╭──

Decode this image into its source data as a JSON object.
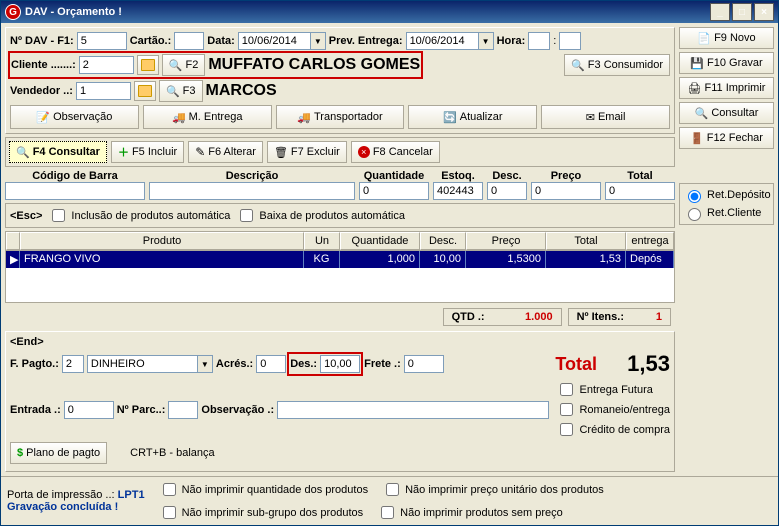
{
  "titlebar": {
    "title": "DAV - Orçamento !"
  },
  "header": {
    "lbl_dav": "Nº DAV - F1:",
    "dav_val": "5",
    "lbl_cartao": "Cartão.:",
    "cartao_val": "",
    "lbl_data": "Data:",
    "data_val": "10/06/2014",
    "lbl_prev": "Prev. Entrega:",
    "prev_val": "10/06/2014",
    "lbl_hora": "Hora:",
    "hora_h": "",
    "hora_m": "",
    "lbl_cliente": "Cliente .......:",
    "cliente_val": "2",
    "f2_btn": "F2",
    "cliente_nome": "MUFFATO CARLOS GOMES",
    "f3_cons": "F3 Consumidor",
    "lbl_vend": "Vendedor ..:",
    "vend_val": "1",
    "f3_btn": "F3",
    "vend_nome": "MARCOS"
  },
  "toolbar": {
    "obs": "Observação",
    "ment": "M. Entrega",
    "transp": "Transportador",
    "atual": "Atualizar",
    "email": "Email"
  },
  "actionbar": {
    "f4": "F4 Consultar",
    "f5": "F5 Incluir",
    "f6": "F6 Alterar",
    "f7": "F7 Excluir",
    "f8": "F8 Cancelar"
  },
  "side": {
    "f9": "F9 Novo",
    "f10": "F10 Gravar",
    "f11": "F11 Imprimir",
    "consultar": "Consultar",
    "f12": "F12 Fechar"
  },
  "radiogroup": {
    "ret_dep": "Ret.Depósito",
    "ret_cli": "Ret.Cliente"
  },
  "cols": {
    "codigo": "Código de Barra",
    "desc": "Descrição",
    "quant": "Quantidade",
    "estoq": "Estoq.",
    "desc_p": "Desc.",
    "preco": "Preço",
    "total": "Total"
  },
  "colvals": {
    "codigo": "",
    "desc": "",
    "quant": "0",
    "estoq": "402443",
    "desc_p": "0",
    "preco": "0",
    "total": "0"
  },
  "escbar": {
    "esc": "<Esc>",
    "inc": "Inclusão de produtos automática",
    "baixa": "Baixa de produtos automática"
  },
  "gridhdr": {
    "produto": "Produto",
    "un": "Un",
    "quant": "Quantidade",
    "desc": "Desc.",
    "preco": "Preço",
    "total": "Total",
    "entrega": "entrega"
  },
  "gridrows": [
    {
      "produto": "FRANGO VIVO",
      "un": "KG",
      "quant": "1,000",
      "desc": "10,00",
      "preco": "1,5300",
      "total": "1,53",
      "entrega": "Depós"
    }
  ],
  "qtdbar": {
    "qtd_lbl": "QTD .:",
    "qtd_val": "1.000",
    "itens_lbl": "Nº Itens.:",
    "itens_val": "1"
  },
  "footer": {
    "end": "<End>",
    "fpagto_lbl": "F. Pagto.:",
    "fpagto_val": "2",
    "fpagto_sel": "DINHEIRO",
    "acres_lbl": "Acrés.:",
    "acres_val": "0",
    "des_lbl": "Des.:",
    "des_val": "10,00",
    "frete_lbl": "Frete .:",
    "frete_val": "0",
    "total_lbl": "Total",
    "total_val": "1,53",
    "entrada_lbl": "Entrada .:",
    "entrada_val": "0",
    "nparc_lbl": "Nº Parc..:",
    "nparc_val": "",
    "obs_lbl": "Observação .:",
    "obs_val": "",
    "plano": "Plano de pagto",
    "crtb": "CRT+B - balança",
    "ent_fut": "Entrega Futura",
    "rom": "Romaneio/entrega",
    "cred": "Crédito de compra"
  },
  "status": {
    "porta_lbl": "Porta de impressão ..:",
    "porta_val": "LPT1",
    "grav": "Gravação concluída !",
    "noprint_qtd": "Não imprimir quantidade dos produtos",
    "noprint_sub": "Não imprimir sub-grupo dos produtos",
    "noprint_preco": "Não imprimir preço unitário dos produtos",
    "noprint_sempreco": "Não imprimir produtos sem preço"
  }
}
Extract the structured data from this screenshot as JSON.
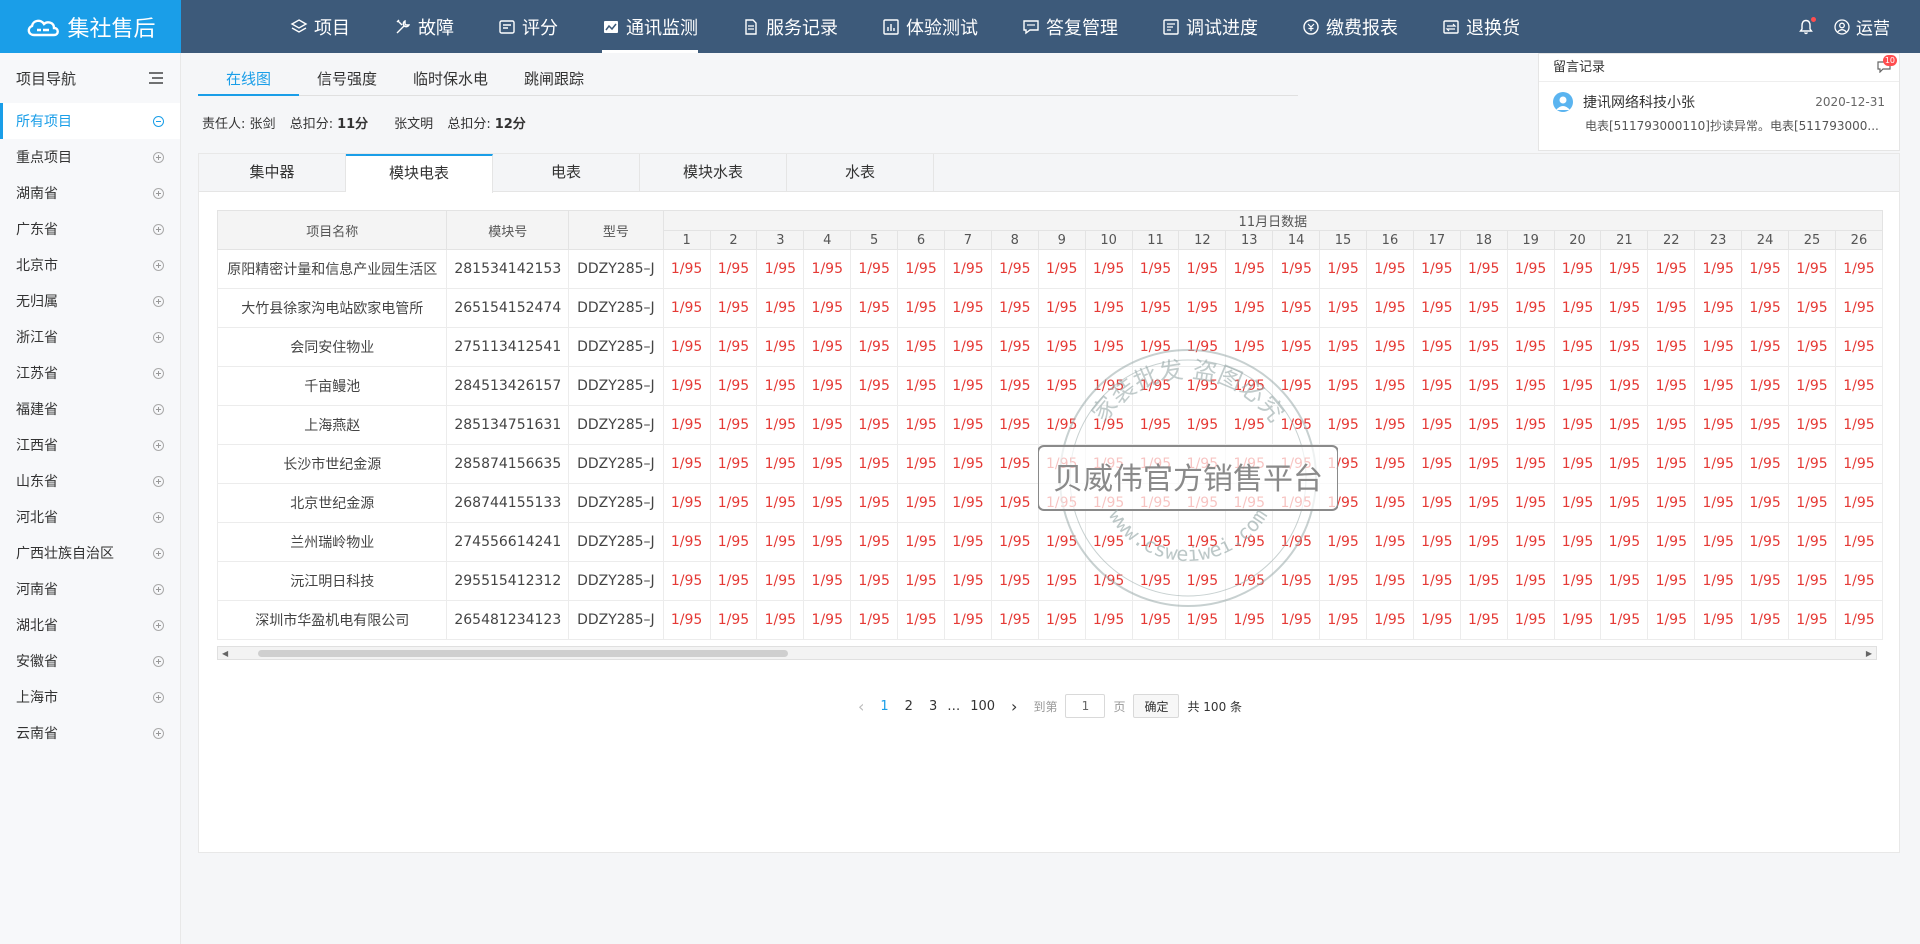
{
  "header": {
    "logo_text": "集社售后",
    "nav": [
      {
        "label": "项目",
        "icon": "layers-icon"
      },
      {
        "label": "故障",
        "icon": "tools-icon"
      },
      {
        "label": "评分",
        "icon": "score-icon"
      },
      {
        "label": "通讯监测",
        "icon": "monitor-icon",
        "active": true
      },
      {
        "label": "服务记录",
        "icon": "document-icon"
      },
      {
        "label": "体验测试",
        "icon": "chart-icon"
      },
      {
        "label": "答复管理",
        "icon": "reply-icon"
      },
      {
        "label": "调试进度",
        "icon": "progress-icon"
      },
      {
        "label": "缴费报表",
        "icon": "payment-icon"
      },
      {
        "label": "退换货",
        "icon": "return-icon"
      }
    ],
    "user_label": "运营"
  },
  "sidebar": {
    "title": "项目导航",
    "items": [
      {
        "label": "所有项目",
        "active": true
      },
      {
        "label": "重点项目"
      },
      {
        "label": "湖南省"
      },
      {
        "label": "广东省"
      },
      {
        "label": "北京市"
      },
      {
        "label": "无归属"
      },
      {
        "label": "浙江省"
      },
      {
        "label": "江苏省"
      },
      {
        "label": "福建省"
      },
      {
        "label": "江西省"
      },
      {
        "label": "山东省"
      },
      {
        "label": "河北省"
      },
      {
        "label": "广西壮族自治区"
      },
      {
        "label": "河南省"
      },
      {
        "label": "湖北省"
      },
      {
        "label": "安徽省"
      },
      {
        "label": "上海市"
      },
      {
        "label": "云南省"
      }
    ]
  },
  "top_tabs": [
    "在线图",
    "信号强度",
    "临时保水电",
    "跳闸跟踪"
  ],
  "responsible": {
    "label1": "责任人:",
    "name1": "张剑",
    "deduct_label": "总扣分:",
    "score1": "11分",
    "name2": "张文明",
    "score2": "12分"
  },
  "message": {
    "title": "留言记录",
    "badge": "10",
    "sender": "捷讯网络科技小张",
    "date": "2020-12-31",
    "body": "电表[511793000110]抄读异常。电表[511793000..."
  },
  "sub_tabs": [
    "集中器",
    "模块电表",
    "电表",
    "模块水表",
    "水表"
  ],
  "table": {
    "headers": {
      "project": "项目名称",
      "module": "模块号",
      "model": "型号",
      "group": "11月日数据"
    },
    "days": [
      "1",
      "2",
      "3",
      "4",
      "5",
      "6",
      "7",
      "8",
      "9",
      "10",
      "11",
      "12",
      "13",
      "14",
      "15",
      "16",
      "17",
      "18",
      "19",
      "20",
      "21",
      "22",
      "23",
      "24",
      "25",
      "26"
    ],
    "cell_value": "1/95",
    "rows": [
      {
        "project": "原阳精密计量和信息产业园生活区",
        "module": "281534142153",
        "model": "DDZY285–J"
      },
      {
        "project": "大竹县徐家沟电站欧家电管所",
        "module": "265154152474",
        "model": "DDZY285–J"
      },
      {
        "project": "会同安住物业",
        "module": "275113412541",
        "model": "DDZY285–J"
      },
      {
        "project": "千亩鳗池",
        "module": "284513426157",
        "model": "DDZY285–J"
      },
      {
        "project": "上海燕赵",
        "module": "285134751631",
        "model": "DDZY285–J"
      },
      {
        "project": "长沙市世纪金源",
        "module": "285874156635",
        "model": "DDZY285–J"
      },
      {
        "project": "北京世纪金源",
        "module": "268744155133",
        "model": "DDZY285–J"
      },
      {
        "project": "兰州瑞岭物业",
        "module": "274556614241",
        "model": "DDZY285–J"
      },
      {
        "project": "沅江明日科技",
        "module": "295515412312",
        "model": "DDZY285–J"
      },
      {
        "project": "深圳市华盈机电有限公司",
        "module": "265481234123",
        "model": "DDZY285–J"
      }
    ]
  },
  "pager": {
    "pages": [
      "1",
      "2",
      "3",
      "…",
      "100"
    ],
    "goto_label": "到第",
    "goto_value": "1",
    "page_unit": "页",
    "confirm": "确定",
    "total": "共 100 条"
  },
  "watermark": {
    "ring_text": "家装批发 盗图必究",
    "brand": "贝威伟官方销售平台",
    "url": "www.csweiwei.com"
  },
  "colors": {
    "accent": "#1a9ee8",
    "header_bg": "#3d5a7a",
    "value_red": "#e53935"
  }
}
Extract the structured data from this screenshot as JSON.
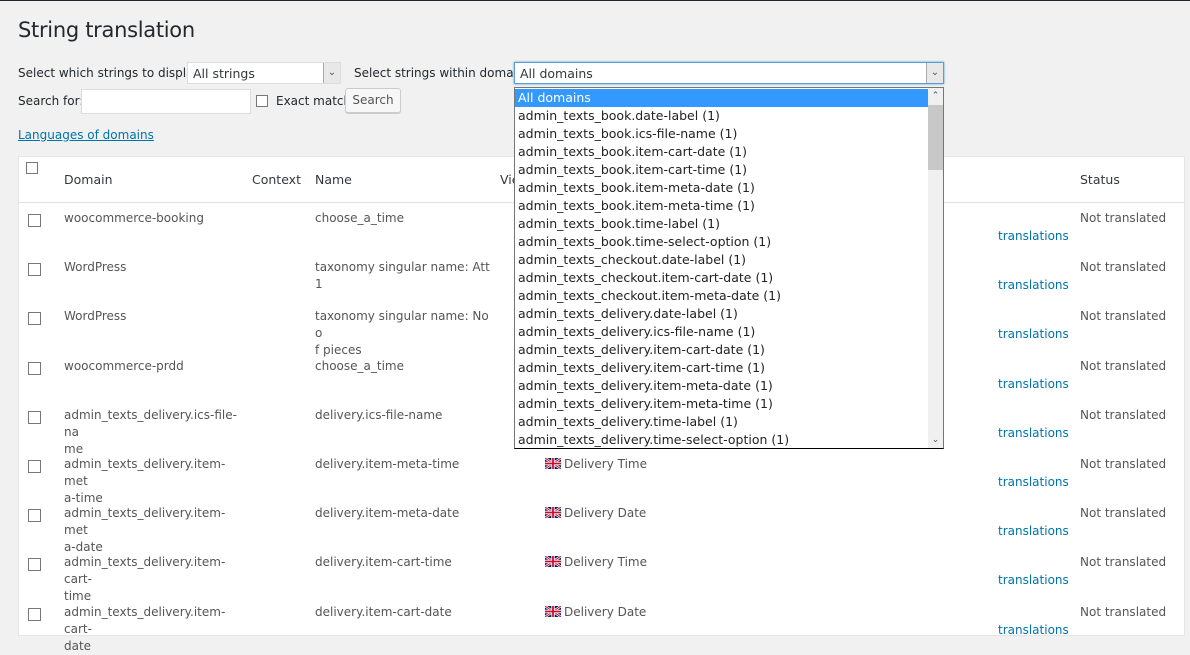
{
  "page": {
    "title": "String translation"
  },
  "filters": {
    "display_label": "Select which strings to display:",
    "display_value": "All strings",
    "domain_label": "Select strings within domain:",
    "domain_value": "All domains",
    "search_label": "Search for:",
    "search_value": "",
    "exact_match_label": "Exact match",
    "exact_match_checked": false,
    "search_button": "Search",
    "languages_link": "Languages of domains"
  },
  "domain_dropdown": {
    "selected_index": 0,
    "options": [
      "All domains",
      "admin_texts_book.date-label (1)",
      "admin_texts_book.ics-file-name (1)",
      "admin_texts_book.item-cart-date (1)",
      "admin_texts_book.item-cart-time (1)",
      "admin_texts_book.item-meta-date (1)",
      "admin_texts_book.item-meta-time (1)",
      "admin_texts_book.time-label (1)",
      "admin_texts_book.time-select-option (1)",
      "admin_texts_checkout.date-label (1)",
      "admin_texts_checkout.item-cart-date (1)",
      "admin_texts_checkout.item-meta-date (1)",
      "admin_texts_delivery.date-label (1)",
      "admin_texts_delivery.ics-file-name (1)",
      "admin_texts_delivery.item-cart-date (1)",
      "admin_texts_delivery.item-cart-time (1)",
      "admin_texts_delivery.item-meta-date (1)",
      "admin_texts_delivery.item-meta-time (1)",
      "admin_texts_delivery.time-label (1)",
      "admin_texts_delivery.time-select-option (1)"
    ]
  },
  "table": {
    "headers": {
      "domain": "Domain",
      "context": "Context",
      "name": "Name",
      "view": "Vie",
      "status": "Status"
    },
    "rows": [
      {
        "domain": [
          "woocommerce-booking"
        ],
        "context": "",
        "name": [
          "choose_a_time"
        ],
        "value": "",
        "translations": "translations",
        "status": "Not translated"
      },
      {
        "domain": [
          "WordPress"
        ],
        "context": "",
        "name": [
          "taxonomy singular name: Att 1"
        ],
        "value": "",
        "translations": "translations",
        "status": "Not translated"
      },
      {
        "domain": [
          "WordPress"
        ],
        "context": "",
        "name": [
          "taxonomy singular name: No o",
          "f pieces"
        ],
        "value": "",
        "translations": "translations",
        "status": "Not translated"
      },
      {
        "domain": [
          "woocommerce-prdd"
        ],
        "context": "",
        "name": [
          "choose_a_time"
        ],
        "value": "",
        "translations": "translations",
        "status": "Not translated"
      },
      {
        "domain": [
          "admin_texts_delivery.ics-file-na",
          "me"
        ],
        "context": "",
        "name": [
          "delivery.ics-file-name"
        ],
        "value": "",
        "translations": "translations",
        "status": "Not translated"
      },
      {
        "domain": [
          "admin_texts_delivery.item-met",
          "a-time"
        ],
        "context": "",
        "name": [
          "delivery.item-meta-time"
        ],
        "value": "Delivery Time",
        "translations": "translations",
        "status": "Not translated"
      },
      {
        "domain": [
          "admin_texts_delivery.item-met",
          "a-date"
        ],
        "context": "",
        "name": [
          "delivery.item-meta-date"
        ],
        "value": "Delivery Date",
        "translations": "translations",
        "status": "Not translated"
      },
      {
        "domain": [
          "admin_texts_delivery.item-cart-",
          "time"
        ],
        "context": "",
        "name": [
          "delivery.item-cart-time"
        ],
        "value": "Delivery Time",
        "translations": "translations",
        "status": "Not translated"
      },
      {
        "domain": [
          "admin_texts_delivery.item-cart-",
          "date"
        ],
        "context": "",
        "name": [
          "delivery.item-cart-date"
        ],
        "value": "Delivery Date",
        "translations": "translations",
        "status": "Not translated"
      }
    ]
  },
  "icons": {
    "flag": "uk-flag-icon",
    "dropdown_arrow": "chevron-down-icon"
  },
  "colors": {
    "link": "#0073aa",
    "selected_option": "#3399ff",
    "background": "#f1f1f1"
  }
}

╰──

What is being asked:
Every line of the listing that holds "domains" should be found and copied.

Result of the exercise:
    "domain_value": "All domains",
    "languages_link": "Languages of domains"
      "All domains",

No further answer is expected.